**Short problem A**
Transcribe the debate passage from "As always with" to "a fascinating trend.".
**Short problem B**
List every Lord named in the debate passage, including the speaker.

--- Source extract ---

Lord Howell of Guildford: My Lords, my noble friend Lord Pearson of Rannoch has done a great service by enabling us to have this short debate on an issue of vital importance. We can only touch parts of the picture in the time available, but it has been a good debate. If I may add a personal note, it has been a good debate so far for the noble Lord, Lord McIntosh, considering all the nice things that have been said about him. I hope that nothing that will be said in the final few minutes will upset that record.

As always with these issues and the underlying issue about the virtues or otherwise of euro membership, opinion is divided. It is divided in this House; among the captains of industry—although it seems to be tilting a little against at the moment; among the general public—although again the tilt is away; and among the media, some of which take one view and some another. One of the fascinating events of the past few weeks is the sign that the pink one, the Financial Times, has become distinctly more middling and less committed to the idea that it is vital to join the euro soon. That is a fascinating trend.

My noble friend Lord Selsdon and other noble Lords rightly made the point that we are trying to look at this one issue, although it is not a narrow issue, in the great economic sea against a background of enormous turbulence in the world economy. A vast recession is gathering force and, as everyone knows, the world's stockmarkets have a long way down to go.

--- Record extracts ---

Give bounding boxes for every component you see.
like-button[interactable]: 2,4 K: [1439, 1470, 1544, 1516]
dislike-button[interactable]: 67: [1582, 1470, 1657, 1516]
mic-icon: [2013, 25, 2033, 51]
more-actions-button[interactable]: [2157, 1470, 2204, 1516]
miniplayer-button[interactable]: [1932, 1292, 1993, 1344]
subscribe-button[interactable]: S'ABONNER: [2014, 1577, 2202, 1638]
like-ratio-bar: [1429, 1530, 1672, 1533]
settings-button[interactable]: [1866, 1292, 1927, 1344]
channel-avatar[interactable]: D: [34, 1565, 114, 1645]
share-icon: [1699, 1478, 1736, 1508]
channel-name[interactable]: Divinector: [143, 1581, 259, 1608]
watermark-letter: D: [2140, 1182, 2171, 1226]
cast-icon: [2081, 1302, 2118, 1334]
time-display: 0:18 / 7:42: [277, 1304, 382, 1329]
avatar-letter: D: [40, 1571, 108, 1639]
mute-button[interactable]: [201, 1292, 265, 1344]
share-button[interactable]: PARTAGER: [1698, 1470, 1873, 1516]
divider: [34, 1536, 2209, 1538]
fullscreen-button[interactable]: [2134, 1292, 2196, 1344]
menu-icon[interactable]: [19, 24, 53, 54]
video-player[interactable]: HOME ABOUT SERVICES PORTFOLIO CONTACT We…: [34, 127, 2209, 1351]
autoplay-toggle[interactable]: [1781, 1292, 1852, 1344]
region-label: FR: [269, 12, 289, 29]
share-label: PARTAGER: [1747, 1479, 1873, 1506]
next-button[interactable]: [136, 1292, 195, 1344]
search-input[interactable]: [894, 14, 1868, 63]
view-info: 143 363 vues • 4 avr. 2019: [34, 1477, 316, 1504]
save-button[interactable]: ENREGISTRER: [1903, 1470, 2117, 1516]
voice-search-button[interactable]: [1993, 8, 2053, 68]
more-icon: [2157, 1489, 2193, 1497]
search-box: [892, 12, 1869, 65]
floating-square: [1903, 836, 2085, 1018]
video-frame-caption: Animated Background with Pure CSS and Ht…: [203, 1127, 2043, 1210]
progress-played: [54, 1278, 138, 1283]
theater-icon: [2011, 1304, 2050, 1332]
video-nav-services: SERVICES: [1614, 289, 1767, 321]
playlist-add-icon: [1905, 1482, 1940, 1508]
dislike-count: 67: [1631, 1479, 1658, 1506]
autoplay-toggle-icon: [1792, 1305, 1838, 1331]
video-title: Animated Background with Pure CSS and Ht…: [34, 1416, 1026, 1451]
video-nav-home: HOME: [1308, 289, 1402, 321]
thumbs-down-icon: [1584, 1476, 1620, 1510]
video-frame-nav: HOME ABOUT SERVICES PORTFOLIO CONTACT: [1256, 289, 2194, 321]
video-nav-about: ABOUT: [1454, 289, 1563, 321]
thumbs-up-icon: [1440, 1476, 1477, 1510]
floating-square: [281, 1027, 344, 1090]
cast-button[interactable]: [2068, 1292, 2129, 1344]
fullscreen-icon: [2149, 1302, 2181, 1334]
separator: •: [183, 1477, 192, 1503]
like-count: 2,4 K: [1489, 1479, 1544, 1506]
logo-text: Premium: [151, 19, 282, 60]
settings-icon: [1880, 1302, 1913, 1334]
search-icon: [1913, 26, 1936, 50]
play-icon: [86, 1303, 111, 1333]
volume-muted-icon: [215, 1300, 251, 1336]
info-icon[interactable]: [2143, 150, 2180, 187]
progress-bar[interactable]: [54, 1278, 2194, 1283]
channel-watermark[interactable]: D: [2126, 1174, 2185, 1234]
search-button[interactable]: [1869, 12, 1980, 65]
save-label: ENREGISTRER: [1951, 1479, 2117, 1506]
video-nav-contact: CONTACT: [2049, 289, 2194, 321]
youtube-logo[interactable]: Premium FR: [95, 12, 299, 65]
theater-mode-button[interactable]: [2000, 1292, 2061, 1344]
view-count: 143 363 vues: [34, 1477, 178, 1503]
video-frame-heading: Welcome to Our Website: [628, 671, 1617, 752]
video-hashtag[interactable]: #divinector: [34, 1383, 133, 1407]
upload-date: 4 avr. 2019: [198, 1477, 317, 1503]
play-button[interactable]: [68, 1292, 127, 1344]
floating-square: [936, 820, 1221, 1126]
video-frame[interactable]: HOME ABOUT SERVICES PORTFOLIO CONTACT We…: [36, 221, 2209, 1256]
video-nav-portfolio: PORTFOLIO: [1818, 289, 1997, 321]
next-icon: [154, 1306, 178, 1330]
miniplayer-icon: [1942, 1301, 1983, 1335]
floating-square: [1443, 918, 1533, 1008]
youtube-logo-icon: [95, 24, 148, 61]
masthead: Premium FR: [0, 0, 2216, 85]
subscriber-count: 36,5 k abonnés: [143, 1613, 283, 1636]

---

**Correct answer A**
As always with these issues and the underlying issue about the virtues or otherwise of euro membership, opinion is divided. It is divided in this House; among the captains of industry—although it seems to be tilting a little against at the moment; among the general public—although again the tilt is away; and among the media, some of which take one view and some another. One of the fascinating events of the past few weeks is the sign that the pink one, the Financial Times, has become distinctly more middling and less committed to the idea that it is vital to join the euro soon. That is a fascinating trend.

**Correct answer B**
Lord Howell of Guildford
Lord Pearson of Rannoch
Lord McIntosh
Lord Selsdon